*WHAT IS BEING ASKED:* Return the listing below in full, with every line exactly as it is.
═══
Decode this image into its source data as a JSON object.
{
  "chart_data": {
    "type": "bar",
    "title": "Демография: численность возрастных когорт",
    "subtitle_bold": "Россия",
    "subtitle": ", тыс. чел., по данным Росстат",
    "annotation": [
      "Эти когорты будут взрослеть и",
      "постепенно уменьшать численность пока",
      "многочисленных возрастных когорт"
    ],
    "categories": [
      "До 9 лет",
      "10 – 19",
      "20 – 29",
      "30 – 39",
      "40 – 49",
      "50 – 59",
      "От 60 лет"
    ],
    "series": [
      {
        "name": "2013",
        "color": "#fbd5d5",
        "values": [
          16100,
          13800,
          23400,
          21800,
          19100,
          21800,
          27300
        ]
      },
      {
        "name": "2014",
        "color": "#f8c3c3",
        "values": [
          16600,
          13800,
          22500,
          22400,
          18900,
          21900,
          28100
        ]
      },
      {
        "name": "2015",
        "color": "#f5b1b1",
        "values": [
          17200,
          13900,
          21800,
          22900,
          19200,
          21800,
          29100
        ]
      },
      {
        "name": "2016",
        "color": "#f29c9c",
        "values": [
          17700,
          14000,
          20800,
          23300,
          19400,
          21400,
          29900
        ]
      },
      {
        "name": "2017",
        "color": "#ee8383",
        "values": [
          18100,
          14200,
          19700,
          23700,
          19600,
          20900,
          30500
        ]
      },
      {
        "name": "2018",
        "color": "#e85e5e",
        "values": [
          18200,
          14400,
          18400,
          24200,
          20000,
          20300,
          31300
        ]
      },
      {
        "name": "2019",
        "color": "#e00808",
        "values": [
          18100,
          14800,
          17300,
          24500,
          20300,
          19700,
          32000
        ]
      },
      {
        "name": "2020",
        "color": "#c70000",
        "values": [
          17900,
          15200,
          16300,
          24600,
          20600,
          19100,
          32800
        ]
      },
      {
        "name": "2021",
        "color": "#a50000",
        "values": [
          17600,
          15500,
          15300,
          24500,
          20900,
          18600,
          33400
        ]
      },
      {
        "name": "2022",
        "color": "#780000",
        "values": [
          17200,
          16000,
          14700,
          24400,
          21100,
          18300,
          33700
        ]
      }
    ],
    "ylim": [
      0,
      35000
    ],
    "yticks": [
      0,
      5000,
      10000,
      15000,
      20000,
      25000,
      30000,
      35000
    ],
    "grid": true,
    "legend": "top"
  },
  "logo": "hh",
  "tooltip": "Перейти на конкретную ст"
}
═══
*EXERCISE OUTPUT:*
Decode this image into its source data as a JSON object.
{
  "chart_data": {
    "type": "bar",
    "title": "Демография: численность возрастных когорт",
    "subtitle_bold": "Россия",
    "subtitle": ", тыс. чел., по данным Росстат",
    "annotation": [
      "Эти когорты будут взрослеть и",
      "постепенно уменьшать численность пока",
      "многочисленных возрастных когорт"
    ],
    "categories": [
      "До 9 лет",
      "10 – 19",
      "20 – 29",
      "30 – 39",
      "40 – 49",
      "50 – 59",
      "От 60 лет"
    ],
    "series": [
      {
        "name": "2013",
        "color": "#fbd5d5",
        "values": [
          16100,
          13800,
          23400,
          21800,
          19100,
          21800,
          27300
        ]
      },
      {
        "name": "2014",
        "color": "#f8c3c3",
        "values": [
          16600,
          13800,
          22500,
          22400,
          18900,
          21900,
          28100
        ]
      },
      {
        "name": "2015",
        "color": "#f5b1b1",
        "values": [
          17200,
          13900,
          21800,
          22900,
          19200,
          21800,
          29100
        ]
      },
      {
        "name": "2016",
        "color": "#f29c9c",
        "values": [
          17700,
          14000,
          20800,
          23300,
          19400,
          21400,
          29900
        ]
      },
      {
        "name": "2017",
        "color": "#ee8383",
        "values": [
          18100,
          14200,
          19700,
          23700,
          19600,
          20900,
          30500
        ]
      },
      {
        "name": "2018",
        "color": "#e85e5e",
        "values": [
          18200,
          14400,
          18400,
          24200,
          20000,
          20300,
          31300
        ]
      },
      {
        "name": "2019",
        "color": "#e00808",
        "values": [
          18100,
          14800,
          17300,
          24500,
          20300,
          19700,
          32000
        ]
      },
      {
        "name": "2020",
        "color": "#c70000",
        "values": [
          17900,
          15200,
          16300,
          24600,
          20600,
          19100,
          32800
        ]
      },
      {
        "name": "2021",
        "color": "#a50000",
        "values": [
          17600,
          15500,
          15300,
          24500,
          20900,
          18600,
          33400
        ]
      },
      {
        "name": "2022",
        "color": "#780000",
        "values": [
          17200,
          16000,
          14700,
          24400,
          21100,
          18300,
          33700
        ]
      }
    ],
    "ylim": [
      0,
      35000
    ],
    "yticks": [
      0,
      5000,
      10000,
      15000,
      20000,
      25000,
      30000,
      35000
    ],
    "grid": true,
    "legend": "top"
  },
  "logo": "hh",
  "tooltip": "Перейти на конкретную ст"
}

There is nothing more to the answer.